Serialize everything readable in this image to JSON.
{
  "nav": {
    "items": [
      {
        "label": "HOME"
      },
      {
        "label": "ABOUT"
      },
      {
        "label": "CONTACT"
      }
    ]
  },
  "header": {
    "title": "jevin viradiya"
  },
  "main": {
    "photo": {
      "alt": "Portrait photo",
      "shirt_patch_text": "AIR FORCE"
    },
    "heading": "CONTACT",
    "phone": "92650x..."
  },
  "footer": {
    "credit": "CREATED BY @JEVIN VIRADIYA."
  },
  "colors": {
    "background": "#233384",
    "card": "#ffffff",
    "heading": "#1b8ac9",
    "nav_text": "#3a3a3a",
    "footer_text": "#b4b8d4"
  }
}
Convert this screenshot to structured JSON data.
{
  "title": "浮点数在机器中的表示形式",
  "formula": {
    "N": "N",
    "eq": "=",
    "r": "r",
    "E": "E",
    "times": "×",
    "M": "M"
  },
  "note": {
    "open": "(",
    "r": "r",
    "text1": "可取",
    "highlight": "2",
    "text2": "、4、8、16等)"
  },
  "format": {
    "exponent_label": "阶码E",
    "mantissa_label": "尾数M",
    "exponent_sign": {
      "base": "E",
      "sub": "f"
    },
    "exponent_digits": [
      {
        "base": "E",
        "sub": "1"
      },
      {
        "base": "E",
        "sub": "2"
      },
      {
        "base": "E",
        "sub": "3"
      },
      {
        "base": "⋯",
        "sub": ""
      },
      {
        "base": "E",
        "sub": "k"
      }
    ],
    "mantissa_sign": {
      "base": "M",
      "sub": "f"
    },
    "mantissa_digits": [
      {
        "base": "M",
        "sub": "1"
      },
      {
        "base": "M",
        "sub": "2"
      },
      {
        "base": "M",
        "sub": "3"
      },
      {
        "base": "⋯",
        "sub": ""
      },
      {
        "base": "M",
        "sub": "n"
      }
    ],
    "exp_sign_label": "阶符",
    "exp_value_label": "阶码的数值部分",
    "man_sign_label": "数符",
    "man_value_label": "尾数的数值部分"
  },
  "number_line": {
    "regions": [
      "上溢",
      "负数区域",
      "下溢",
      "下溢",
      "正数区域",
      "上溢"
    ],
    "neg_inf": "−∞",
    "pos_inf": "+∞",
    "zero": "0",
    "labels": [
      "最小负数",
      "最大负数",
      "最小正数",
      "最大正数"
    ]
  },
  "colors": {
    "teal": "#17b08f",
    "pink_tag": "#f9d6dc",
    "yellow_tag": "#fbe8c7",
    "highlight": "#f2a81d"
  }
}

---*---

Transcribe every entry exactly.

Problem solution
Serialize everything readable in this image to JSON.
{
  "nav": {
    "items": [
      {
        "label": "HOME"
      },
      {
        "label": "ABOUT"
      },
      {
        "label": "CONTACT"
      }
    ]
  },
  "header": {
    "title": "jevin viradiya"
  },
  "main": {
    "photo": {
      "alt": "Portrait photo",
      "shirt_patch_text": "AIR FORCE"
    },
    "heading": "CONTACT",
    "phone": "92650x..."
  },
  "footer": {
    "credit": "CREATED BY @JEVIN VIRADIYA."
  },
  "colors": {
    "background": "#233384",
    "card": "#ffffff",
    "heading": "#1b8ac9",
    "nav_text": "#3a3a3a",
    "footer_text": "#b4b8d4"
  }
}
Convert this screenshot to structured JSON data.
{
  "title": "浮点数在机器中的表示形式",
  "formula": {
    "N": "N",
    "eq": "=",
    "r": "r",
    "E": "E",
    "times": "×",
    "M": "M"
  },
  "note": {
    "open": "(",
    "r": "r",
    "text1": "可取",
    "highlight": "2",
    "text2": "、4、8、16等)"
  },
  "format": {
    "exponent_label": "阶码E",
    "mantissa_label": "尾数M",
    "exponent_sign": {
      "base": "E",
      "sub": "f"
    },
    "exponent_digits": [
      {
        "base": "E",
        "sub": "1"
      },
      {
        "base": "E",
        "sub": "2"
      },
      {
        "base": "E",
        "sub": "3"
      },
      {
        "base": "⋯",
        "sub": ""
      },
      {
        "base": "E",
        "sub": "k"
      }
    ],
    "mantissa_sign": {
      "base": "M",
      "sub": "f"
    },
    "mantissa_digits": [
      {
        "base": "M",
        "sub": "1"
      },
      {
        "base": "M",
        "sub": "2"
      },
      {
        "base": "M",
        "sub": "3"
      },
      {
        "base": "⋯",
        "sub": ""
      },
      {
        "base": "M",
        "sub": "n"
      }
    ],
    "exp_sign_label": "阶符",
    "exp_value_label": "阶码的数值部分",
    "man_sign_label": "数符",
    "man_value_label": "尾数的数值部分"
  },
  "number_line": {
    "regions": [
      "上溢",
      "负数区域",
      "下溢",
      "下溢",
      "正数区域",
      "上溢"
    ],
    "neg_inf": "−∞",
    "pos_inf": "+∞",
    "zero": "0",
    "labels": [
      "最小负数",
      "最大负数",
      "最小正数",
      "最大正数"
    ]
  },
  "colors": {
    "teal": "#17b08f",
    "pink_tag": "#f9d6dc",
    "yellow_tag": "#fbe8c7",
    "highlight": "#f2a81d"
  }
}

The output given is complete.